Take from the listing each line that has the string "this".

▶ _DATA PROVIDED_
--- begin ---

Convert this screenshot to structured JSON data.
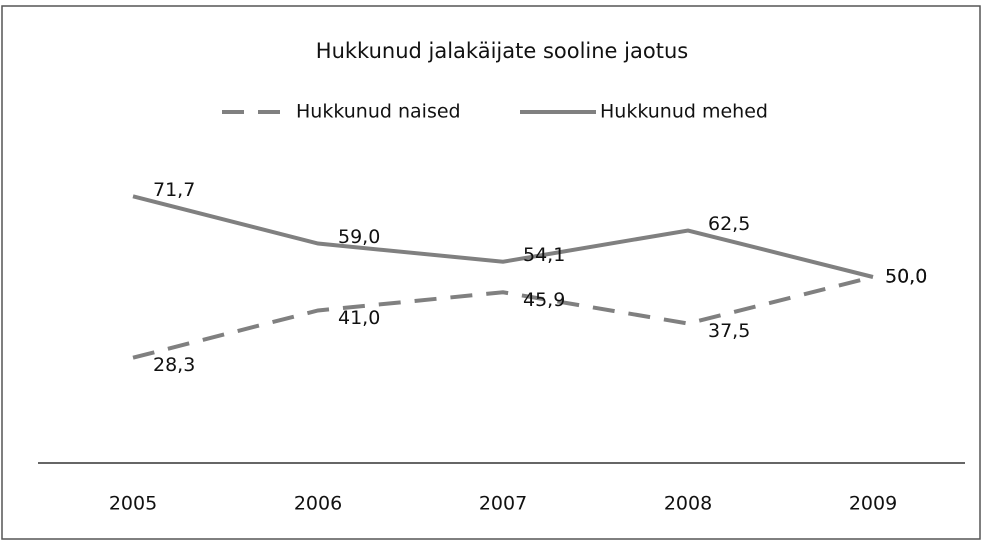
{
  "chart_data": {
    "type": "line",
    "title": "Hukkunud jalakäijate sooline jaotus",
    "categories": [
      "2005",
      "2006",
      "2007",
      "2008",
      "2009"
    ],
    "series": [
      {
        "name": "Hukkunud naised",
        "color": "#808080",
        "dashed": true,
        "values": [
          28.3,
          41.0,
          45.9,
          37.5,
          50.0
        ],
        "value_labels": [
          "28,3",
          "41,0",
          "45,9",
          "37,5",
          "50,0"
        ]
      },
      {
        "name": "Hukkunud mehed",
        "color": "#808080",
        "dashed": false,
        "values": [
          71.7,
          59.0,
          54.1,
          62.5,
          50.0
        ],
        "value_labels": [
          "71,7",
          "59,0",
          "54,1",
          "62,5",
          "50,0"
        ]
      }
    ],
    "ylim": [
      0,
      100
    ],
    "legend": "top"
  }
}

--- end ---
--- begin ---

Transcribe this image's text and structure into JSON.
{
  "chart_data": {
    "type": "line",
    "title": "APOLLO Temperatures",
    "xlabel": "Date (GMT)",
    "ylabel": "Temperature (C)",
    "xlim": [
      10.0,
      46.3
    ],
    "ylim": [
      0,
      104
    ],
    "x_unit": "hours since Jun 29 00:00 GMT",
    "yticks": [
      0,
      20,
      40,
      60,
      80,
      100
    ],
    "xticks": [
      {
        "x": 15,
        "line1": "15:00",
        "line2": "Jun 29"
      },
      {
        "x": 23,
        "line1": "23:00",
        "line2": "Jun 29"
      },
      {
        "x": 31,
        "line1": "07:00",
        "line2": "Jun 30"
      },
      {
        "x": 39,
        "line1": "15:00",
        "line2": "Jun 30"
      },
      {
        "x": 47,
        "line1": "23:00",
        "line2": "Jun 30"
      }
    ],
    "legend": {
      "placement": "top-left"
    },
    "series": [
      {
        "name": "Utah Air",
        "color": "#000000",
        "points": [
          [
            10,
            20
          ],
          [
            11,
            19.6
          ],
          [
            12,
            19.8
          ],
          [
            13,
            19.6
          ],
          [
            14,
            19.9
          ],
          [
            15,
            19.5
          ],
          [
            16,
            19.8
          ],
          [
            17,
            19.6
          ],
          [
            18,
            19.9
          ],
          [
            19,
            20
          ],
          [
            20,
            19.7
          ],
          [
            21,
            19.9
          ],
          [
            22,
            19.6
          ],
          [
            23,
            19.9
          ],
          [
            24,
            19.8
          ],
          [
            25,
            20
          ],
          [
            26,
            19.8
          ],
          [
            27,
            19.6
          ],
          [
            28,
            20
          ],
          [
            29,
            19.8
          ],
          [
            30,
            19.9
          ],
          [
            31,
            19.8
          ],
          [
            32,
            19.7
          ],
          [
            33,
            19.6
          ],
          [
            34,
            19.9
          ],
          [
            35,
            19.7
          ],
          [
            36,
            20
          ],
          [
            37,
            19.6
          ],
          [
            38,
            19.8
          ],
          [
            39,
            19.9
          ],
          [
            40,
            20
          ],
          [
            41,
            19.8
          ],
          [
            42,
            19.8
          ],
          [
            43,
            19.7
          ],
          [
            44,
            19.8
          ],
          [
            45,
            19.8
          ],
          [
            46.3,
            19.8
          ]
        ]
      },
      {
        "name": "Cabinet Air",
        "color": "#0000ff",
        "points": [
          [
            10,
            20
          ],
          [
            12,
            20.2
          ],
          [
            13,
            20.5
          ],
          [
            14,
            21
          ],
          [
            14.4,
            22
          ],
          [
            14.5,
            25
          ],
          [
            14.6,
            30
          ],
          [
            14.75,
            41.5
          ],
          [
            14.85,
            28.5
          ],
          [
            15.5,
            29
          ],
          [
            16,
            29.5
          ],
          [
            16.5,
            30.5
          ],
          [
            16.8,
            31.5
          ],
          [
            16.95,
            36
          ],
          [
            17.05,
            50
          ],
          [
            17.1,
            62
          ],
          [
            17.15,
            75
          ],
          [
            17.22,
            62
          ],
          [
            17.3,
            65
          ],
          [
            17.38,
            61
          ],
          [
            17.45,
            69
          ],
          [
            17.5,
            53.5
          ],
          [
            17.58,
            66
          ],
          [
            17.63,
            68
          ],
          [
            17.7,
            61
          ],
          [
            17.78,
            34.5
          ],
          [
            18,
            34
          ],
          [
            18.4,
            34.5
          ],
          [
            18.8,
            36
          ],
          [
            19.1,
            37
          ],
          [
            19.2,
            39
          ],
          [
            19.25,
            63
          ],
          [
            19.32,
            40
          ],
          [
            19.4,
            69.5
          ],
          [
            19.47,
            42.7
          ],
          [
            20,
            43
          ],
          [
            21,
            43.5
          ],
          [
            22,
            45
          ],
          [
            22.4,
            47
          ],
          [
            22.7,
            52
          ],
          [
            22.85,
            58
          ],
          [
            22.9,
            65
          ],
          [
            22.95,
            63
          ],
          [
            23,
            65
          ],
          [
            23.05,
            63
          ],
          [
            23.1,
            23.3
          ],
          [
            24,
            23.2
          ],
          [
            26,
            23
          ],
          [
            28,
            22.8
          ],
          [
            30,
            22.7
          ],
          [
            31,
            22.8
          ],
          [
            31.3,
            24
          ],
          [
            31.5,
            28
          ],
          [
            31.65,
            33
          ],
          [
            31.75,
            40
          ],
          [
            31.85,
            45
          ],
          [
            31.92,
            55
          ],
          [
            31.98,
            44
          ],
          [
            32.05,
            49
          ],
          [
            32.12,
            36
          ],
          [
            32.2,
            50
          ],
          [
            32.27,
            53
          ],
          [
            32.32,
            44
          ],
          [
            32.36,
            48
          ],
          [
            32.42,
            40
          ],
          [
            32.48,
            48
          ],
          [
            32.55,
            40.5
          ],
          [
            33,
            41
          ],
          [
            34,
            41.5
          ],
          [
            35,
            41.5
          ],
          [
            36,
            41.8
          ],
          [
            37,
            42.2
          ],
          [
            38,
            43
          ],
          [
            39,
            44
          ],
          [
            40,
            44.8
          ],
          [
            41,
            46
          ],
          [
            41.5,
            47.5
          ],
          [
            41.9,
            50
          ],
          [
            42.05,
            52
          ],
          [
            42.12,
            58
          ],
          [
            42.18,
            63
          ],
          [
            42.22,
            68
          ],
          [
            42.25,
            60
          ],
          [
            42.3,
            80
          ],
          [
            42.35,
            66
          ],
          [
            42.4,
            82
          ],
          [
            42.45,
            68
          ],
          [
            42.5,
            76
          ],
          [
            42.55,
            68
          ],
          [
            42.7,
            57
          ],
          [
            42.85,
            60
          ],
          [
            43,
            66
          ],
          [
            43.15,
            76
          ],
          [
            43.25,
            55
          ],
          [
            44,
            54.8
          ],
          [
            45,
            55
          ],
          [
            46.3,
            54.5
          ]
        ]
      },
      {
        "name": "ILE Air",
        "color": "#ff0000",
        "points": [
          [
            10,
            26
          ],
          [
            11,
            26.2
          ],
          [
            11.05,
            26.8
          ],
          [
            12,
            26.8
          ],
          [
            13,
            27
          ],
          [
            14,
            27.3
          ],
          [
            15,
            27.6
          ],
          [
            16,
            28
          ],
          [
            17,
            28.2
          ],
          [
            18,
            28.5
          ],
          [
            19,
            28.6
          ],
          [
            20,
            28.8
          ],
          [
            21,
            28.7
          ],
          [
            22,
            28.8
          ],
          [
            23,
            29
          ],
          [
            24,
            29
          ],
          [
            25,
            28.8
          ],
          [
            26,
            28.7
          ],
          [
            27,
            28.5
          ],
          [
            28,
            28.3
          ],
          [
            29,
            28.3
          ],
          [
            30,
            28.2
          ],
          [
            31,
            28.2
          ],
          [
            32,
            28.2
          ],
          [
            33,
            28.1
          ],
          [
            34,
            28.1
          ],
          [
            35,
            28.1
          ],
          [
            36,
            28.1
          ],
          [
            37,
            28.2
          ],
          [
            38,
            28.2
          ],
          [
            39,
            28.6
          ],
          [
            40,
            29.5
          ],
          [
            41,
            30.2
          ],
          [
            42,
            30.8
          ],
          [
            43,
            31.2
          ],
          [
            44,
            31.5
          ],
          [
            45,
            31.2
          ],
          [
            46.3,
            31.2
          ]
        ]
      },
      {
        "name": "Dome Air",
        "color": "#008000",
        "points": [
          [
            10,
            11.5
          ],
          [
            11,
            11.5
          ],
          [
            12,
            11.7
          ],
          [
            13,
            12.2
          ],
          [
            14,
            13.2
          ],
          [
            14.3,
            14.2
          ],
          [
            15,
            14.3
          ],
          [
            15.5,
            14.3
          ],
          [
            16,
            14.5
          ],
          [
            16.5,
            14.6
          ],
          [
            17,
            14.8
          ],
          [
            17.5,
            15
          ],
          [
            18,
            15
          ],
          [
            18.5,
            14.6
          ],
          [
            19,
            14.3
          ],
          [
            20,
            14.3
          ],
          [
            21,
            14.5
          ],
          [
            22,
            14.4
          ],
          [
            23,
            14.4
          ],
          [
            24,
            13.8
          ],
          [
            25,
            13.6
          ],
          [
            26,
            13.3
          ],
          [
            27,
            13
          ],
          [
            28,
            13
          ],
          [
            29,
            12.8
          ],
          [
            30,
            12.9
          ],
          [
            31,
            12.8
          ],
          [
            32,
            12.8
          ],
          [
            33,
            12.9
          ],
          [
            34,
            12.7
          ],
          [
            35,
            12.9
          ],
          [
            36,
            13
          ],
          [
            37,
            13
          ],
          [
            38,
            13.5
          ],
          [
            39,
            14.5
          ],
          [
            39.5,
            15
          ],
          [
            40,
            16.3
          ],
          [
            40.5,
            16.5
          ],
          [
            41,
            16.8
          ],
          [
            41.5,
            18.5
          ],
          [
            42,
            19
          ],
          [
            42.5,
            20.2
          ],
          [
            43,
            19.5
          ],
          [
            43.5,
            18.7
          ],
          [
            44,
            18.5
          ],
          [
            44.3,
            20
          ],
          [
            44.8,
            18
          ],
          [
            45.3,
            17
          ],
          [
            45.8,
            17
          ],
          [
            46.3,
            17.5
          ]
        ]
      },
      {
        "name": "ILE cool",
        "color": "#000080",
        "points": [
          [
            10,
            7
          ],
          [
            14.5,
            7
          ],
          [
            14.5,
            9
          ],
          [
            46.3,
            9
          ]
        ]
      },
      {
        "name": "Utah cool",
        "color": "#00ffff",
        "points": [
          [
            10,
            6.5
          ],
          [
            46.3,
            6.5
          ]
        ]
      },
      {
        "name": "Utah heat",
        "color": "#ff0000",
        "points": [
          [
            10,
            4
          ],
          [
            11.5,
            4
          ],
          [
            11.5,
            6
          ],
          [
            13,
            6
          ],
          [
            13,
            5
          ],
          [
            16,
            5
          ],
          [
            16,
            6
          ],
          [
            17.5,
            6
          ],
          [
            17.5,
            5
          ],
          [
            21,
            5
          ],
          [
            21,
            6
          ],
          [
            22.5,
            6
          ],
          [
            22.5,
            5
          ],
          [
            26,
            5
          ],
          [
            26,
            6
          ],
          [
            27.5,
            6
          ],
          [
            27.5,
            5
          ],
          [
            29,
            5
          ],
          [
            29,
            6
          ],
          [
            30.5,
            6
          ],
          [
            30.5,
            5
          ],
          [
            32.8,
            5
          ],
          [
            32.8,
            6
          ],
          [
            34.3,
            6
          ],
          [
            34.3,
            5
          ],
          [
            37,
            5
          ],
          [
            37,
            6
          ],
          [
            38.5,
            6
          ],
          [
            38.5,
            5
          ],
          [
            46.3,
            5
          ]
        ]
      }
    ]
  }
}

--- end ---
--- begin ---

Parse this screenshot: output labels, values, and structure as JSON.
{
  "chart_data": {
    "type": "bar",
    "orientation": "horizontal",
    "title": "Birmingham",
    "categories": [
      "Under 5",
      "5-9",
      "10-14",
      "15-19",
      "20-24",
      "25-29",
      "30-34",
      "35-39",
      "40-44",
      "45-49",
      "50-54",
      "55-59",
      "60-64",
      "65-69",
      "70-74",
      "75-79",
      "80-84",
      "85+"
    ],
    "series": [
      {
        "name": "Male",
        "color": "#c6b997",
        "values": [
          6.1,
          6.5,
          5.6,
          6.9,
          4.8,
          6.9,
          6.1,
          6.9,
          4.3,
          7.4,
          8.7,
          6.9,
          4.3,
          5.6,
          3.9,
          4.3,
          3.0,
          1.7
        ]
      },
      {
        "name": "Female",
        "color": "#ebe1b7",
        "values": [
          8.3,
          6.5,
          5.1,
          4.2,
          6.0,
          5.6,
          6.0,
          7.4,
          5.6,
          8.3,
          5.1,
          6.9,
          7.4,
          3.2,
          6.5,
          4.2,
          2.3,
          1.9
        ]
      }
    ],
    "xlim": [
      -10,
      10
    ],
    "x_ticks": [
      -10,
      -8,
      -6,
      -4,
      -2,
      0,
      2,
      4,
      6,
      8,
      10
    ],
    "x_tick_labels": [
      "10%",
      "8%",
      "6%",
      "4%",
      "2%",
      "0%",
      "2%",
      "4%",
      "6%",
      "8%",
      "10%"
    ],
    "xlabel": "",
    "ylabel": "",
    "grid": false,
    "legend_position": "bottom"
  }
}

--- end ---

▶ _EXERCISE OUTPUT_
Convert this screenshot to structured JSON data.
Transcribe this image's text and structure into JSON.
Parse this screenshot: output labels, values, and structure as JSON.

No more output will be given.